==== Entries
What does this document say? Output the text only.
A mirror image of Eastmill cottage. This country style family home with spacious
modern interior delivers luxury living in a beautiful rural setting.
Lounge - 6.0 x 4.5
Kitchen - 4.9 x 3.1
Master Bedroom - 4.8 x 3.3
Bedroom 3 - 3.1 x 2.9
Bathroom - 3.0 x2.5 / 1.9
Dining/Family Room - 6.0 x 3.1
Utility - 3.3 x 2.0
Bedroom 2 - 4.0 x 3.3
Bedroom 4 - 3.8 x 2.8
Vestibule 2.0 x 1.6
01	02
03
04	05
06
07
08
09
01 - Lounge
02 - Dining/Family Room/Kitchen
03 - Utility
========
:: Exercise ::
Where a line of the data holds "Dining", show that line.

:: Correct response ::
Dining/Family Room - 6.0 x 3.1
02 - Dining/Family Room/Kitchen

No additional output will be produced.